━━ Data entries
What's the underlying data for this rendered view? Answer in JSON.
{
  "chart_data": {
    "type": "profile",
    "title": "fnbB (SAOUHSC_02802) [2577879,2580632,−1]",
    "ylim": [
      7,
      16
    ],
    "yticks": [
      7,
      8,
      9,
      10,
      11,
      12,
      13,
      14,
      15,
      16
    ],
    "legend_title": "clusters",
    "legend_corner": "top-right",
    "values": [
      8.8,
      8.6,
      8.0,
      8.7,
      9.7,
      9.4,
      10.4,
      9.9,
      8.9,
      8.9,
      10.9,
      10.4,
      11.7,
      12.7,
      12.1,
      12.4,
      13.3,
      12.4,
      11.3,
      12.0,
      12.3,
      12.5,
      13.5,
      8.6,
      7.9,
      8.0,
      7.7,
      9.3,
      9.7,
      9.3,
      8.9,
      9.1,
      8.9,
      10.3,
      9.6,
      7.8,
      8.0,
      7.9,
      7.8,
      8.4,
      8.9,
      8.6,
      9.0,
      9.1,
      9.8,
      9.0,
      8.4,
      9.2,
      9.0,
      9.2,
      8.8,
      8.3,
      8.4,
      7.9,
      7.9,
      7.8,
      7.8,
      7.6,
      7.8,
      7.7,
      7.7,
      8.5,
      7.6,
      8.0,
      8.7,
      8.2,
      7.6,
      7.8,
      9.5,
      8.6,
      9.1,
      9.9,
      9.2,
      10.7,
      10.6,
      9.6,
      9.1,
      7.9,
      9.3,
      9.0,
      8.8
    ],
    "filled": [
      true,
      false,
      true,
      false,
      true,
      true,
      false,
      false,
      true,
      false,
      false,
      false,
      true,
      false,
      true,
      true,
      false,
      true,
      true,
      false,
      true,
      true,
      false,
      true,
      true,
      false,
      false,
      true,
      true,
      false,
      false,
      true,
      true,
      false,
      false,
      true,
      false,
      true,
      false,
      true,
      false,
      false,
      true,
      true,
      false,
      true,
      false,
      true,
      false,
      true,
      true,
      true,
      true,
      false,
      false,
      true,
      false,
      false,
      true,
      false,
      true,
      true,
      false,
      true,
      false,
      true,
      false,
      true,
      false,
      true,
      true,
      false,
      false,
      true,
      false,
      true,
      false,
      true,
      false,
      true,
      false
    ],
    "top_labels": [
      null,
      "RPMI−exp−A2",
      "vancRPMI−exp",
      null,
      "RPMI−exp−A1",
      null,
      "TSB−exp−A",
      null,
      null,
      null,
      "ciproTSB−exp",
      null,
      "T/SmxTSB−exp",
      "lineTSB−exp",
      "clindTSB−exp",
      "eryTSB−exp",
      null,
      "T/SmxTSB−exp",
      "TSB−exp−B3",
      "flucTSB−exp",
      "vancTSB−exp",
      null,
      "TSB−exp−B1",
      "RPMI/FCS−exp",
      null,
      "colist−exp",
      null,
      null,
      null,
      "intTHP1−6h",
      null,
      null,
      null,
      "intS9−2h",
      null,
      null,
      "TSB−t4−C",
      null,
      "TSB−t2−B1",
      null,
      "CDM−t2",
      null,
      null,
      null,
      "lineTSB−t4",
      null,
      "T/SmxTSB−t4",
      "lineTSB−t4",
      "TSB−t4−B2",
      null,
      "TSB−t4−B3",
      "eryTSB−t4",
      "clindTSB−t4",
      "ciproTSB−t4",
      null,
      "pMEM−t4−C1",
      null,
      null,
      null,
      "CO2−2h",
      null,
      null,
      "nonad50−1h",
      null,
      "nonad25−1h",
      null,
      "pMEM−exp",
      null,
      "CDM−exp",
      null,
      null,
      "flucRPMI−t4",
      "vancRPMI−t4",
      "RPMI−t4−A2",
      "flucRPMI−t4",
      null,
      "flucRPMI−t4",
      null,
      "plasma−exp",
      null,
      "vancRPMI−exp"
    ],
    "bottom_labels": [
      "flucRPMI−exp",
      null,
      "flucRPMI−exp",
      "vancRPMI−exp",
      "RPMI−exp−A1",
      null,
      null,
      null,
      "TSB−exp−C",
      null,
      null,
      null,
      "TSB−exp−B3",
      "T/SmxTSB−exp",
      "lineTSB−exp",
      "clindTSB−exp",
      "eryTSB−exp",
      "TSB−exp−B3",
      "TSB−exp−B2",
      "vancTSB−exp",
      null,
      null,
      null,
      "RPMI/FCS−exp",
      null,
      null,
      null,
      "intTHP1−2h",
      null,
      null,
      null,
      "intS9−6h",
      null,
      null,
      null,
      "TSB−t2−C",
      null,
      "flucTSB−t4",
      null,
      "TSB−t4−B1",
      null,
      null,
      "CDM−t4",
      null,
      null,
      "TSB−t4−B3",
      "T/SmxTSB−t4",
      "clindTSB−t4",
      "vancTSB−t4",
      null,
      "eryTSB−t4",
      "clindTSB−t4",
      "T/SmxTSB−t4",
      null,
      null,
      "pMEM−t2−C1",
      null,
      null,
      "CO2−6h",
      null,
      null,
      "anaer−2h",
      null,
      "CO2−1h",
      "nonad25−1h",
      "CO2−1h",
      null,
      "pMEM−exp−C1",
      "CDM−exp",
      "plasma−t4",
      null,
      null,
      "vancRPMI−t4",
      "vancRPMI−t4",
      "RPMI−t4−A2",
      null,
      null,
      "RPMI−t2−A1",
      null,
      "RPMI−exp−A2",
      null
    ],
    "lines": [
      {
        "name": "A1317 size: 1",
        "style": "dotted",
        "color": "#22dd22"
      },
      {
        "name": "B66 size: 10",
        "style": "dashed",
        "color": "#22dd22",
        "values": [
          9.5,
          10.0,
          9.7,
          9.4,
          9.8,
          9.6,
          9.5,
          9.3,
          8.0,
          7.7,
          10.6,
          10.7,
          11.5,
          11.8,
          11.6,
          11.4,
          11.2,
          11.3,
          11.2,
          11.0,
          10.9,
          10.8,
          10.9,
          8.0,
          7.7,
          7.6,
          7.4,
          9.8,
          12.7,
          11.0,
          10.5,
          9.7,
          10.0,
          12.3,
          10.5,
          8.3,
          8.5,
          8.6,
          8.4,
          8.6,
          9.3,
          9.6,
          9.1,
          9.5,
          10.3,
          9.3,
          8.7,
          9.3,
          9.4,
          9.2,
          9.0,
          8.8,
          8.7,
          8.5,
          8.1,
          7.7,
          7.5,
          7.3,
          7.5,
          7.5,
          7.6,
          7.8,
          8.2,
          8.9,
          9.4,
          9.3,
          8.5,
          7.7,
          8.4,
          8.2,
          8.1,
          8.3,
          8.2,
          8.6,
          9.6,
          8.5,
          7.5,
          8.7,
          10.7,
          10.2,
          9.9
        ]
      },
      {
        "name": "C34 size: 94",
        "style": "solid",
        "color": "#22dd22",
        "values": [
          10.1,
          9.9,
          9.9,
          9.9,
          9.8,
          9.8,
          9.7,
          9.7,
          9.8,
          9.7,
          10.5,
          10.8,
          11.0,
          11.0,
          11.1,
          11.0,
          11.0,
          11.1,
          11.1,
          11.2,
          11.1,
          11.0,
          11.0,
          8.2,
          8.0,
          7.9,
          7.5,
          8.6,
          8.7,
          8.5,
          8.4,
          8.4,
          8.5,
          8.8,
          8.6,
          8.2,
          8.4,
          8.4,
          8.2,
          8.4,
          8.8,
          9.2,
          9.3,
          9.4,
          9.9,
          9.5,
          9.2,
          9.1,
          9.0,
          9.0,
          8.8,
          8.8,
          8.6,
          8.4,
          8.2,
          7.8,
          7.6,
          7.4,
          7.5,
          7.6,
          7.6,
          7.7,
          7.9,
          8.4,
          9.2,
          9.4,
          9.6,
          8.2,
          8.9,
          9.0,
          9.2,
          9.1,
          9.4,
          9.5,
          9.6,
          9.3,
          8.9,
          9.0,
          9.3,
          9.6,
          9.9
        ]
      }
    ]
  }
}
━━━━
**What to work on**:
How many of these lines contain "size"? Write only the number.

**Task solution**:
3